◆ DIRECTIONS FOR THIS TASK: From the entries below, copy out every line with "Порядка" in it.

◆ RECORDS SUPPLIED:
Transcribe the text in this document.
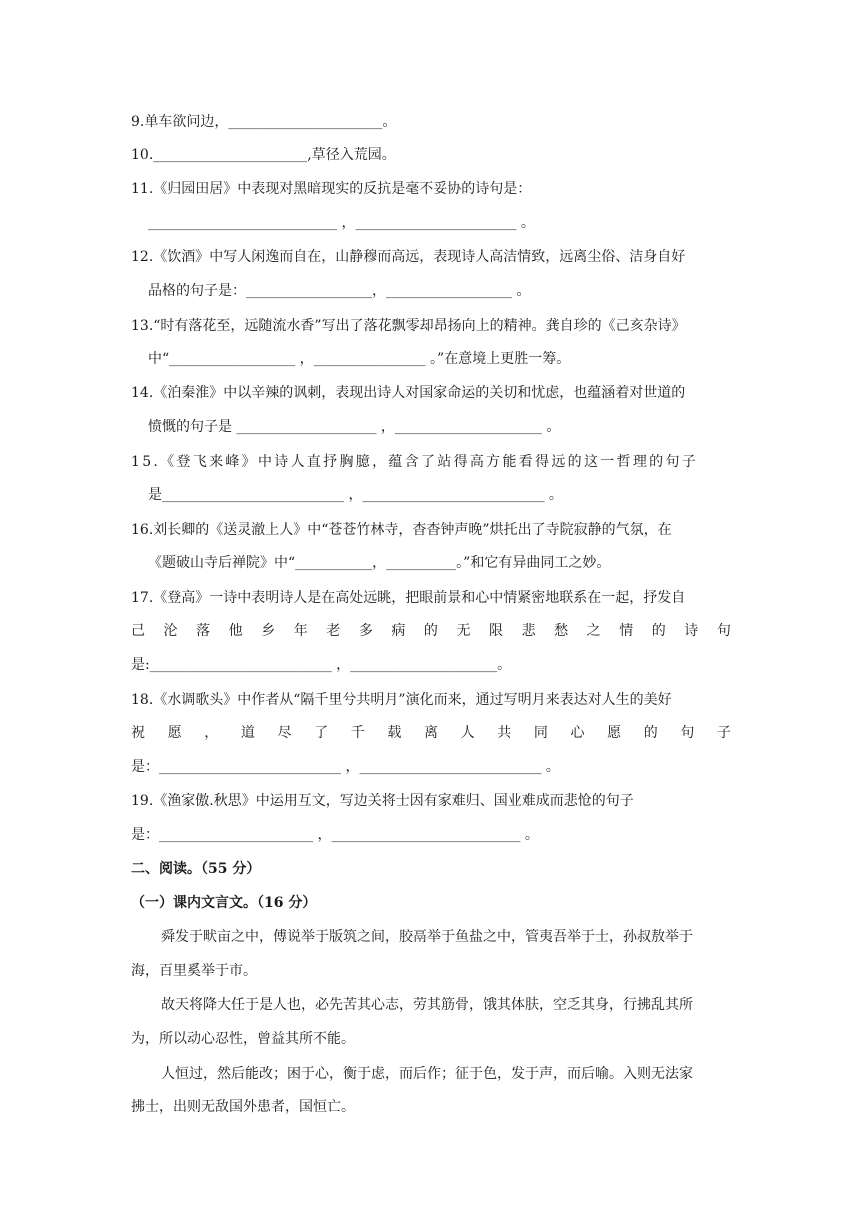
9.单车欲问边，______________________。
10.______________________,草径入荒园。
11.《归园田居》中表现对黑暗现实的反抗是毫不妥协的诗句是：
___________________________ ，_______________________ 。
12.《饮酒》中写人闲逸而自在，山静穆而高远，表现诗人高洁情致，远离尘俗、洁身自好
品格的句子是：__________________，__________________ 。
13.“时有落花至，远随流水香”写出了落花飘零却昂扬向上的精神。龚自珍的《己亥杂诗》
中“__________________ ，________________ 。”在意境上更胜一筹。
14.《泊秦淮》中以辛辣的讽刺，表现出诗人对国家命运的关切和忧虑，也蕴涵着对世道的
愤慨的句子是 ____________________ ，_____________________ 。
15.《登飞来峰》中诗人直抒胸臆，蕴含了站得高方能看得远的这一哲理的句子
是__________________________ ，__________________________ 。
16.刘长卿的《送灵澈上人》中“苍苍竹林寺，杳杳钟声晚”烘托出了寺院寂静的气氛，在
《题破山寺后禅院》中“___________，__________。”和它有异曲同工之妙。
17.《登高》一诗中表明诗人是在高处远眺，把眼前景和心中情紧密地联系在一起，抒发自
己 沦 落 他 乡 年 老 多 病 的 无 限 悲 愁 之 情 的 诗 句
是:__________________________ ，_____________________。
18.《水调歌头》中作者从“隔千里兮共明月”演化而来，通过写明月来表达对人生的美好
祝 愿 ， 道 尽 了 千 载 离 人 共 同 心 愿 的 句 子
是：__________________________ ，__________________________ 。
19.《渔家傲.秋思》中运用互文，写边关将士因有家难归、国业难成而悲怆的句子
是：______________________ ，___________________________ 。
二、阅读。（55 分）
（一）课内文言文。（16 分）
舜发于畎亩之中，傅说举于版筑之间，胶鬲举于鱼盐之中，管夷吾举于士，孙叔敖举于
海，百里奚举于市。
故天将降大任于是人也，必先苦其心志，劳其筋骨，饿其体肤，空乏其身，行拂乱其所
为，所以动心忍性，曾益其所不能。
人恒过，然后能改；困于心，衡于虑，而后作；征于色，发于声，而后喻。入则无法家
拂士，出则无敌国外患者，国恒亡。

---

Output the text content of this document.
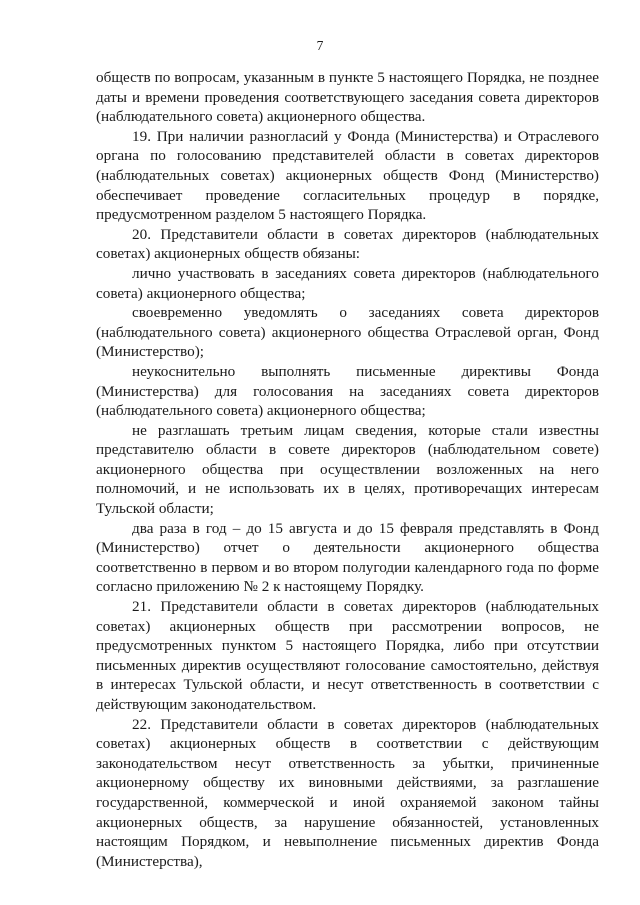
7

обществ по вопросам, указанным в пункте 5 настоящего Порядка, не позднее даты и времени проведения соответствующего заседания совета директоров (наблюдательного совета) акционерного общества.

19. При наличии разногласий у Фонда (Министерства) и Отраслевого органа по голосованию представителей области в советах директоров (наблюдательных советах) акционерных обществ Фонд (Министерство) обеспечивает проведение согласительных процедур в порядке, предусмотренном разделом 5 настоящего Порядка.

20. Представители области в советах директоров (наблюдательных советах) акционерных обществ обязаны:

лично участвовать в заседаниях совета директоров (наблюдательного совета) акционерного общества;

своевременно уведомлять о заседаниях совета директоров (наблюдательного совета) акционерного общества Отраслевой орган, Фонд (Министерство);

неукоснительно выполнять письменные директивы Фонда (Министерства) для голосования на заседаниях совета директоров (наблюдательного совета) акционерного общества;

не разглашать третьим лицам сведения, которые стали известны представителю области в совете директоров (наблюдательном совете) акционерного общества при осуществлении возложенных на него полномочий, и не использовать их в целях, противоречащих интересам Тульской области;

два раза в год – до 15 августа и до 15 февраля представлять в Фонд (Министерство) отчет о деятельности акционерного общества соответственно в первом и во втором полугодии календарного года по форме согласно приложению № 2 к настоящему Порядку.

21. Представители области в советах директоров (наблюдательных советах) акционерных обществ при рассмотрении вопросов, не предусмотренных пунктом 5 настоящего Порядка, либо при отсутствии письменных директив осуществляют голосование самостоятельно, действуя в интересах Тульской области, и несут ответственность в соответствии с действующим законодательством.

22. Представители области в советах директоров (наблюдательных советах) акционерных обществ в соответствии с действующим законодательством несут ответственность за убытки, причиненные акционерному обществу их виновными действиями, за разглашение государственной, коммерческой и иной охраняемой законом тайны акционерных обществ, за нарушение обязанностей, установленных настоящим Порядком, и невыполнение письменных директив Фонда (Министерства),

◆ ANSWER TO THIS PROBLEM:
обществ по вопросам, указанным в пункте 5 настоящего Порядка, не позднее даты и времени проведения соответствующего заседания совета директоров (наблюдательного совета) акционерного общества.
19. При наличии разногласий у Фонда (Министерства) и Отраслевого органа по голосованию представителей области в советах директоров (наблюдательных советах) акционерных обществ Фонд (Министерство) обеспечивает проведение согласительных процедур в порядке, предусмотренном разделом 5 настоящего Порядка.
21. Представители области в советах директоров (наблюдательных советах) акционерных обществ при рассмотрении вопросов, не предусмотренных пунктом 5 настоящего Порядка, либо при отсутствии письменных директив осуществляют голосование самостоятельно, действуя в интересах Тульской области, и несут ответственность в соответствии с действующим законодательством.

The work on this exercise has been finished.